━━━━━ Material shown ━━━━━

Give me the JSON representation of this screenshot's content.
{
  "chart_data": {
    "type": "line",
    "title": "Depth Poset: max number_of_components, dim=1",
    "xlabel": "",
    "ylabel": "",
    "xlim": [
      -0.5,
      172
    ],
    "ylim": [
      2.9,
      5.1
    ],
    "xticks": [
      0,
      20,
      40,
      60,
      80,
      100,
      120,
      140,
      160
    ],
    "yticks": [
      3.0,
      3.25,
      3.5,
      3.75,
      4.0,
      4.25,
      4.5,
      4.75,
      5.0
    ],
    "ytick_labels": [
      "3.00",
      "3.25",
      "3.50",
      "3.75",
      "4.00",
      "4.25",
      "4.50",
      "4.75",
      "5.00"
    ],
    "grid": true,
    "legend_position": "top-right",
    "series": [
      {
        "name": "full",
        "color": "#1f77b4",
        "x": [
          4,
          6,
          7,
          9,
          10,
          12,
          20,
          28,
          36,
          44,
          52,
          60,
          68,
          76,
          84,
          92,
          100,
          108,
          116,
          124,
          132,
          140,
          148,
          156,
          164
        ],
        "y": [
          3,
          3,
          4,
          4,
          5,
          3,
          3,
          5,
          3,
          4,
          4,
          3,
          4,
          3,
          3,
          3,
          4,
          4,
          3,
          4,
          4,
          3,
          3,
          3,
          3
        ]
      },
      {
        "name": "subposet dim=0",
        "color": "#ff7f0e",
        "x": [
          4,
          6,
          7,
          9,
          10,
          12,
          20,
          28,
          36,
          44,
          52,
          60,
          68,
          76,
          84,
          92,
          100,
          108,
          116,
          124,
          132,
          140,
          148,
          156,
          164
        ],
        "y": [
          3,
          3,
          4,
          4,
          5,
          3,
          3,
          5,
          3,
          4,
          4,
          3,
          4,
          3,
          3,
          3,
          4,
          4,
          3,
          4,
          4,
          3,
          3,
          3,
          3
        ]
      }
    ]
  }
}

━━━━━

_Instructions for the task_.
Reproduce all of the data exactly as given.

_Exercise solution_.
Give me the JSON representation of this screenshot's content.
{
  "chart_data": {
    "type": "line",
    "title": "Depth Poset: max number_of_components, dim=1",
    "xlabel": "",
    "ylabel": "",
    "xlim": [
      -0.5,
      172
    ],
    "ylim": [
      2.9,
      5.1
    ],
    "xticks": [
      0,
      20,
      40,
      60,
      80,
      100,
      120,
      140,
      160
    ],
    "yticks": [
      3.0,
      3.25,
      3.5,
      3.75,
      4.0,
      4.25,
      4.5,
      4.75,
      5.0
    ],
    "ytick_labels": [
      "3.00",
      "3.25",
      "3.50",
      "3.75",
      "4.00",
      "4.25",
      "4.50",
      "4.75",
      "5.00"
    ],
    "grid": true,
    "legend_position": "top-right",
    "series": [
      {
        "name": "full",
        "color": "#1f77b4",
        "x": [
          4,
          6,
          7,
          9,
          10,
          12,
          20,
          28,
          36,
          44,
          52,
          60,
          68,
          76,
          84,
          92,
          100,
          108,
          116,
          124,
          132,
          140,
          148,
          156,
          164
        ],
        "y": [
          3,
          3,
          4,
          4,
          5,
          3,
          3,
          5,
          3,
          4,
          4,
          3,
          4,
          3,
          3,
          3,
          4,
          4,
          3,
          4,
          4,
          3,
          3,
          3,
          3
        ]
      },
      {
        "name": "subposet dim=0",
        "color": "#ff7f0e",
        "x": [
          4,
          6,
          7,
          9,
          10,
          12,
          20,
          28,
          36,
          44,
          52,
          60,
          68,
          76,
          84,
          92,
          100,
          108,
          116,
          124,
          132,
          140,
          148,
          156,
          164
        ],
        "y": [
          3,
          3,
          4,
          4,
          5,
          3,
          3,
          5,
          3,
          4,
          4,
          3,
          4,
          3,
          3,
          3,
          4,
          4,
          3,
          4,
          4,
          3,
          3,
          3,
          3
        ]
      }
    ]
  }
}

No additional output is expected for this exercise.